* [DESCRIPTION OF THE TASK]:
Extract each line holding the word "such" from the entries.

* [INFORMATION PROVIDED]:
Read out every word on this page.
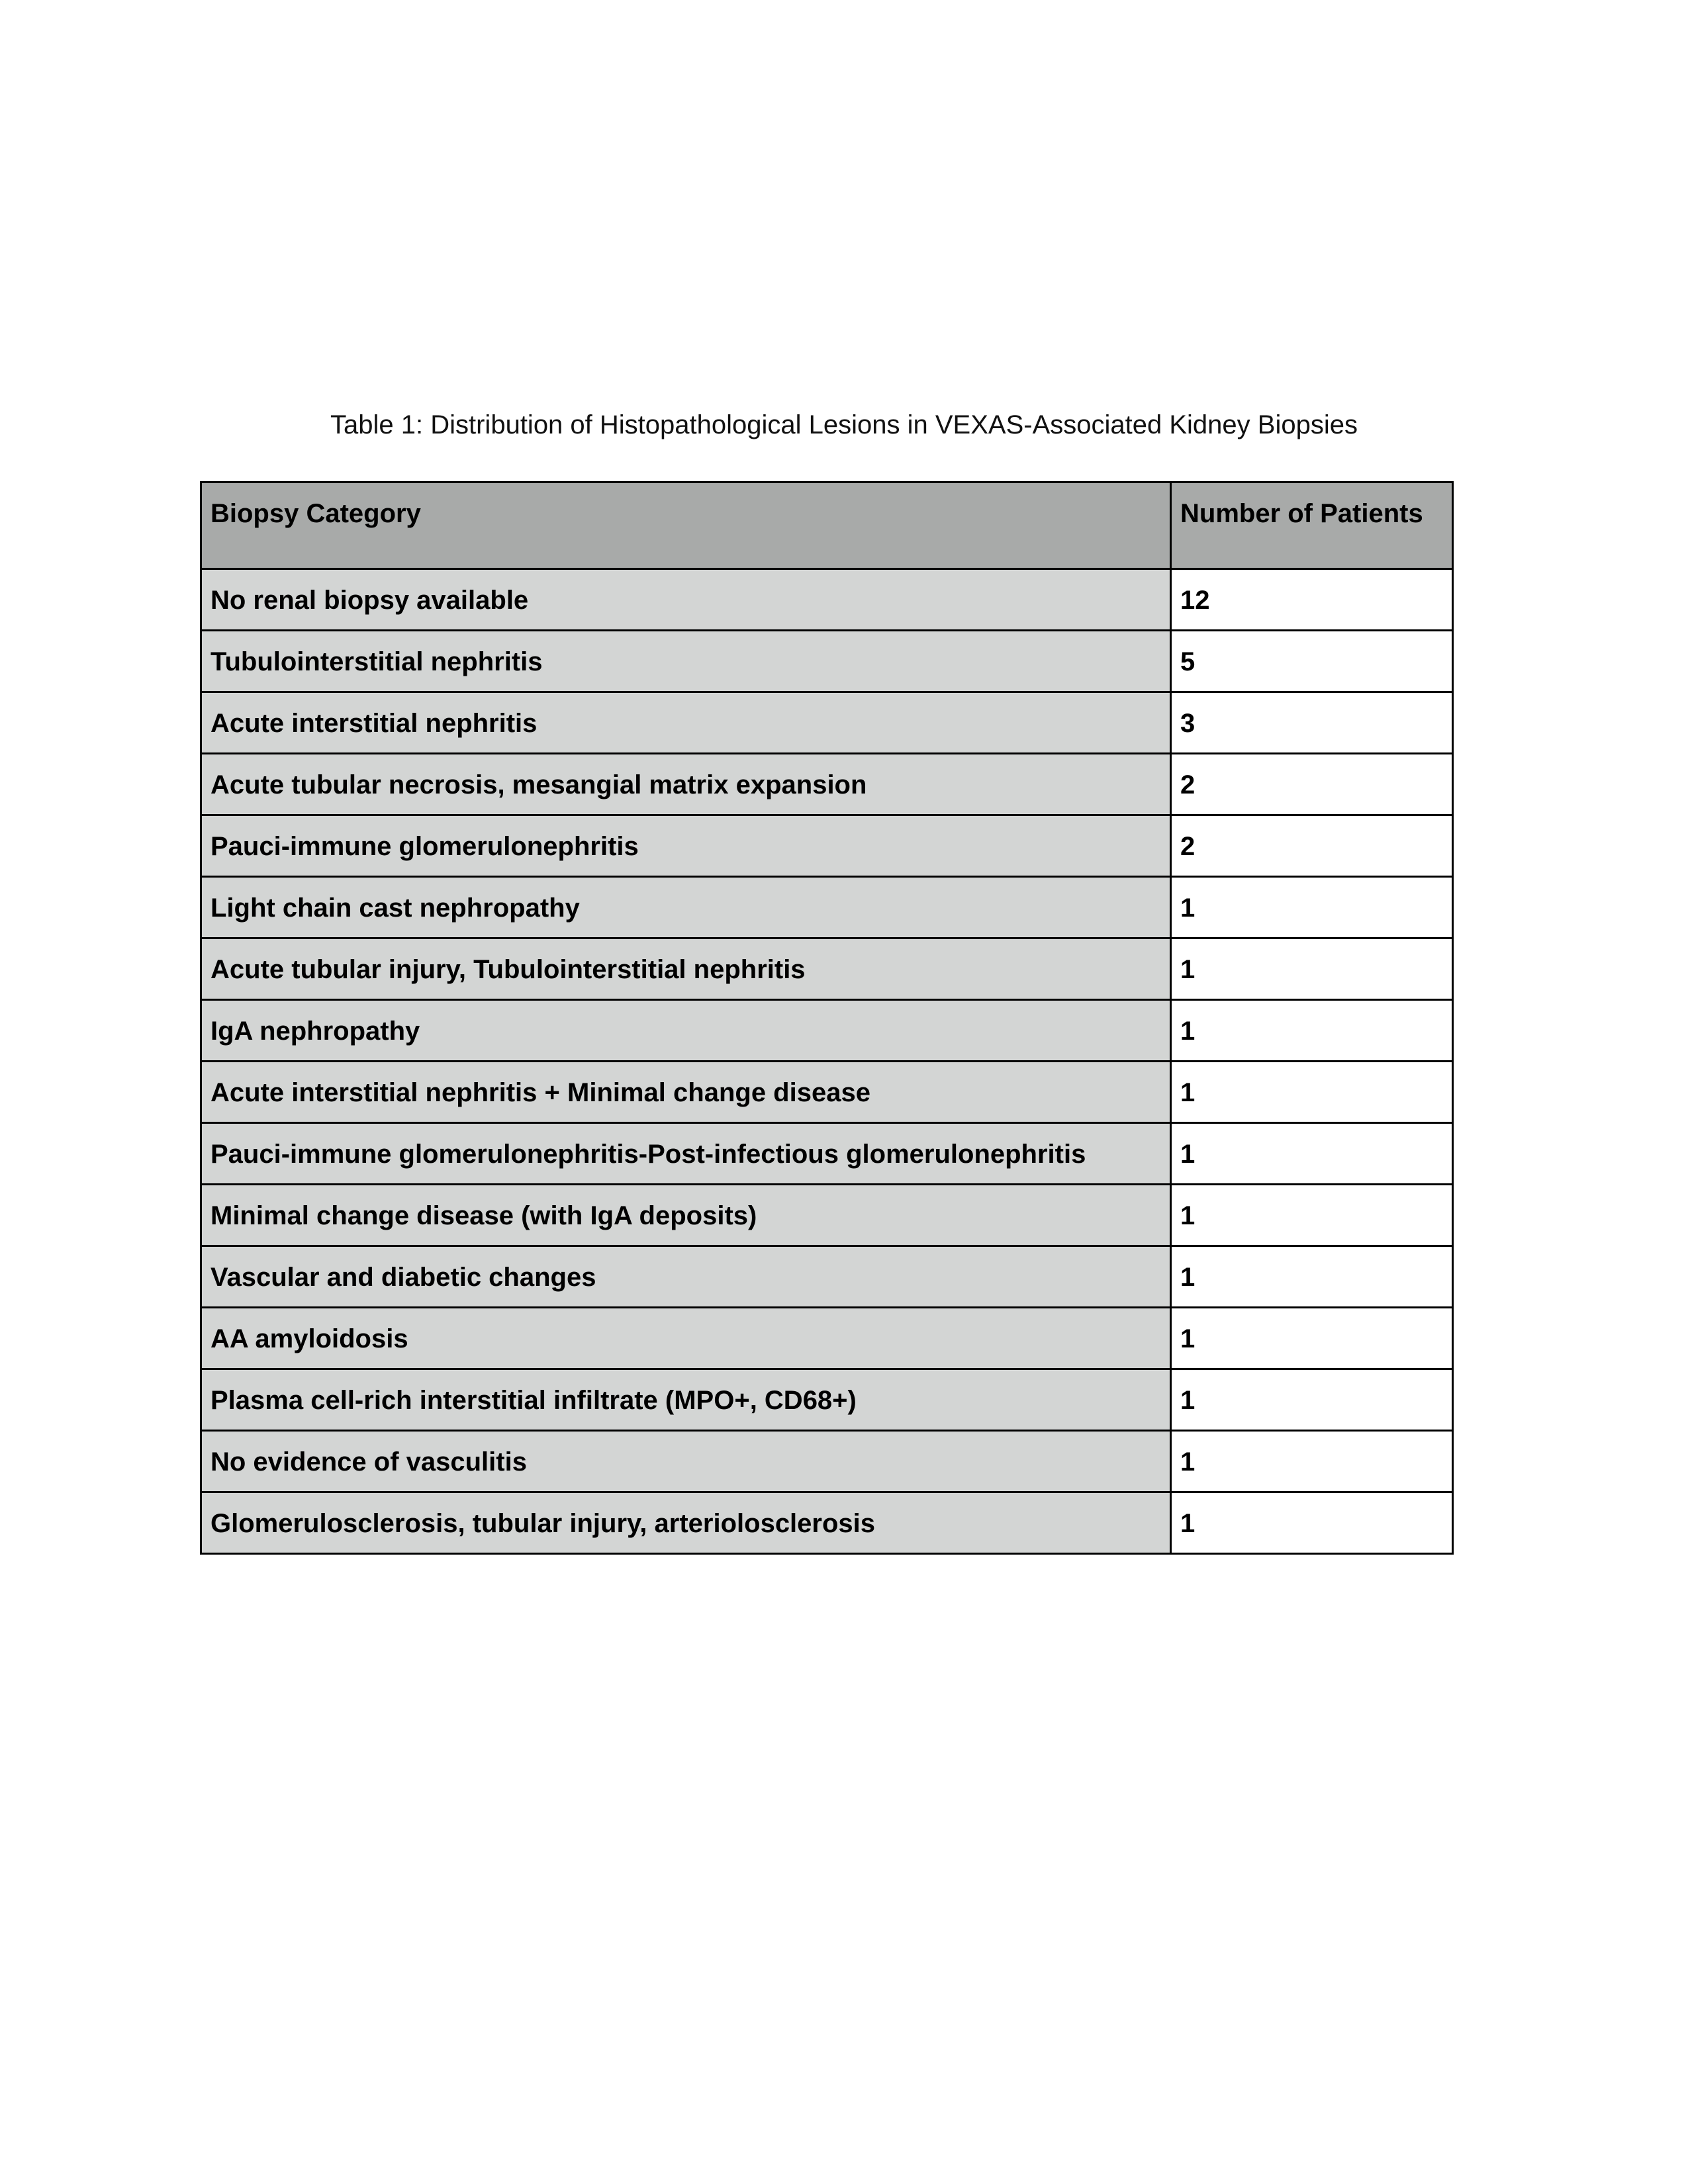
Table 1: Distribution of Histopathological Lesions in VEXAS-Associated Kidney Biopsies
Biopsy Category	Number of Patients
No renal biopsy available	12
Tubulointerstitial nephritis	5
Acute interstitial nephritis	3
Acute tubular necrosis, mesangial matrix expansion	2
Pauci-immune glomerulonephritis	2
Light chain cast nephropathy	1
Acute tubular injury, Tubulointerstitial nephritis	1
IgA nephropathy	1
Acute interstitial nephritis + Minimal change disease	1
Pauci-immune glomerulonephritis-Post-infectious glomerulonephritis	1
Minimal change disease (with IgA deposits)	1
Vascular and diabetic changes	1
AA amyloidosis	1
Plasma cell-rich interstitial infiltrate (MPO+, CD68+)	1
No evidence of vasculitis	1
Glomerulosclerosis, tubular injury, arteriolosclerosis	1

==

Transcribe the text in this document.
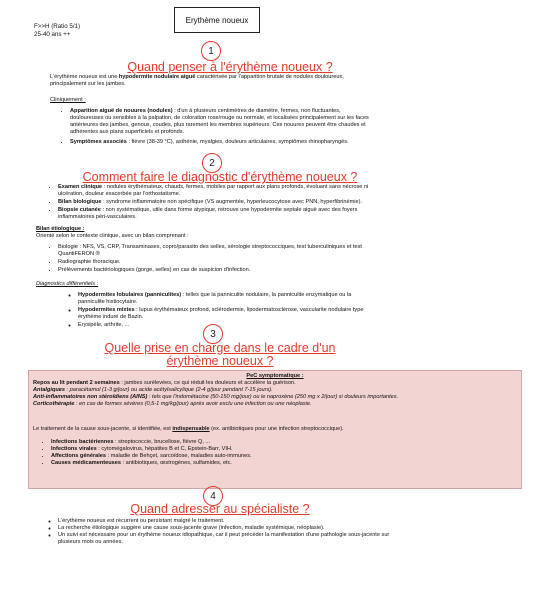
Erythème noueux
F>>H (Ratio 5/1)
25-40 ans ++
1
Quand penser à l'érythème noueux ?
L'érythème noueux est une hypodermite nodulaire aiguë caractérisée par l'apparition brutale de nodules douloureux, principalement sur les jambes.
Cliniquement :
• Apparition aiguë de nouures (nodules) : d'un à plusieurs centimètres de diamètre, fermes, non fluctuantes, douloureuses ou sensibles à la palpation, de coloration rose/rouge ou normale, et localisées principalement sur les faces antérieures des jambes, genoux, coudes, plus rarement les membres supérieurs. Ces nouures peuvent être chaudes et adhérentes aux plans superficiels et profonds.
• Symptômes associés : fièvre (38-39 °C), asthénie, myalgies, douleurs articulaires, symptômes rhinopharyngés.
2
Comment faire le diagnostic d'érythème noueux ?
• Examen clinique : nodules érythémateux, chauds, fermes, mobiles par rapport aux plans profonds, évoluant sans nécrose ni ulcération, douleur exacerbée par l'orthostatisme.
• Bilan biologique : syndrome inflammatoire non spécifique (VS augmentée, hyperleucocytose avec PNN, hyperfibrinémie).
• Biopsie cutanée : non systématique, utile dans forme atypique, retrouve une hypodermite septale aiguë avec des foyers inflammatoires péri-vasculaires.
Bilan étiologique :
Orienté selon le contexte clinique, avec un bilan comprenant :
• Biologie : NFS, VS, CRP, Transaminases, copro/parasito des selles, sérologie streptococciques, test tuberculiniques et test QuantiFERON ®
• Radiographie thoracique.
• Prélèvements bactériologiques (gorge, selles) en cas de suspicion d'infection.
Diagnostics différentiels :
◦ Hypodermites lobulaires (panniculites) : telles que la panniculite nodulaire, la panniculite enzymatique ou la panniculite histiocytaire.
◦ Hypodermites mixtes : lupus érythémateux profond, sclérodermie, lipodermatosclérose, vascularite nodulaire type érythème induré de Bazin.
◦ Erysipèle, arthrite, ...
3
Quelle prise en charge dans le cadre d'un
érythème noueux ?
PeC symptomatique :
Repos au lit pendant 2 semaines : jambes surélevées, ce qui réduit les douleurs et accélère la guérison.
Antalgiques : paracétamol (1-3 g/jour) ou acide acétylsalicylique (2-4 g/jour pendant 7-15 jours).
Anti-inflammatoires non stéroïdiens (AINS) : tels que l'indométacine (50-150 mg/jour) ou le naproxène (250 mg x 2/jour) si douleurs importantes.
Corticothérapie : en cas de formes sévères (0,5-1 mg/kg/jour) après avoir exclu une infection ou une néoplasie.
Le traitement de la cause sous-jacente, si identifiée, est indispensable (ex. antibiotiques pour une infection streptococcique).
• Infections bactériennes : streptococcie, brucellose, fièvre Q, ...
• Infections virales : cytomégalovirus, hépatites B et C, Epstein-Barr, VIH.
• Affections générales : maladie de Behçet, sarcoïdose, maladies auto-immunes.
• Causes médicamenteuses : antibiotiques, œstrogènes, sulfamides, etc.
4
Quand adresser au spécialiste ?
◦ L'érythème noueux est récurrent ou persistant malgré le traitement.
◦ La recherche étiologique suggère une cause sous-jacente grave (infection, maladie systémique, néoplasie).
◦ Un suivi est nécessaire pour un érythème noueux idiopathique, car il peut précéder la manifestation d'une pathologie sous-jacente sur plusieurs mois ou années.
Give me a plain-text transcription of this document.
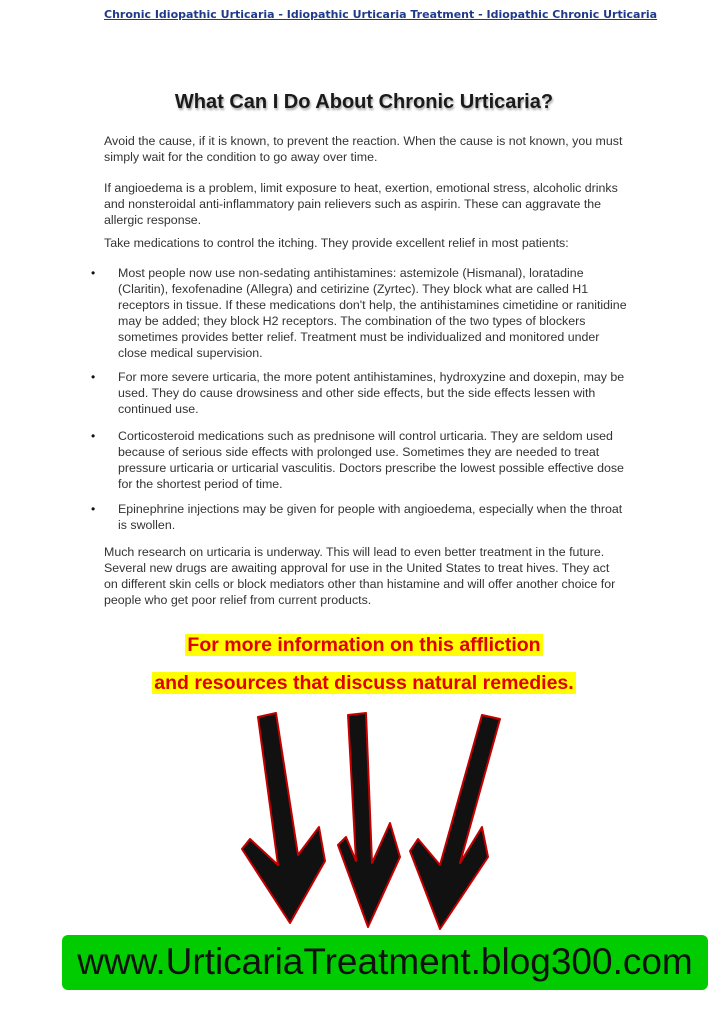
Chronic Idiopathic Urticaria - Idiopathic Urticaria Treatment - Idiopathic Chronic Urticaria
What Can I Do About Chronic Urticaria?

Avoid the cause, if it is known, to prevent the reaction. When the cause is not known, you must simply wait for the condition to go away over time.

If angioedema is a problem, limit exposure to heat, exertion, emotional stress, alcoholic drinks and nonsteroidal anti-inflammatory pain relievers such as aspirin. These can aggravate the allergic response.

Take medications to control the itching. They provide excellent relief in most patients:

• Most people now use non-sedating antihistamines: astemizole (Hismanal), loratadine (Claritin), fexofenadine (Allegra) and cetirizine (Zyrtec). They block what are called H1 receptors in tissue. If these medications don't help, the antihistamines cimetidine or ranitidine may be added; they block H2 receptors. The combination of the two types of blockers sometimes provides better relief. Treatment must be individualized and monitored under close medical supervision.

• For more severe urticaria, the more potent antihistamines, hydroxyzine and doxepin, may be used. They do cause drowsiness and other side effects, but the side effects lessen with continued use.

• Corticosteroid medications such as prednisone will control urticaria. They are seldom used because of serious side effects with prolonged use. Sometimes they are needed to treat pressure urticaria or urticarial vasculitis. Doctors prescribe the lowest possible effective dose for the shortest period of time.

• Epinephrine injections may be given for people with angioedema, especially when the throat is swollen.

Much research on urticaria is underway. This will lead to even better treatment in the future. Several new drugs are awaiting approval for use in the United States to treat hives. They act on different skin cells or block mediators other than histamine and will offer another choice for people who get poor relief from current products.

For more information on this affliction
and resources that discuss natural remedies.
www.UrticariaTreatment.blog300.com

* [FINAL ANSWER]:
If angioedema is a problem, limit exposure to heat, exertion, emotional stress, alcoholic drinks and nonsteroidal anti-inflammatory pain relievers such as aspirin. These can aggravate the allergic response.
• Corticosteroid medications such as prednisone will control urticaria. They are seldom used because of serious side effects with prolonged use. Sometimes they are needed to treat pressure urticaria or urticarial vasculitis. Doctors prescribe the lowest possible effective dose for the shortest period of time.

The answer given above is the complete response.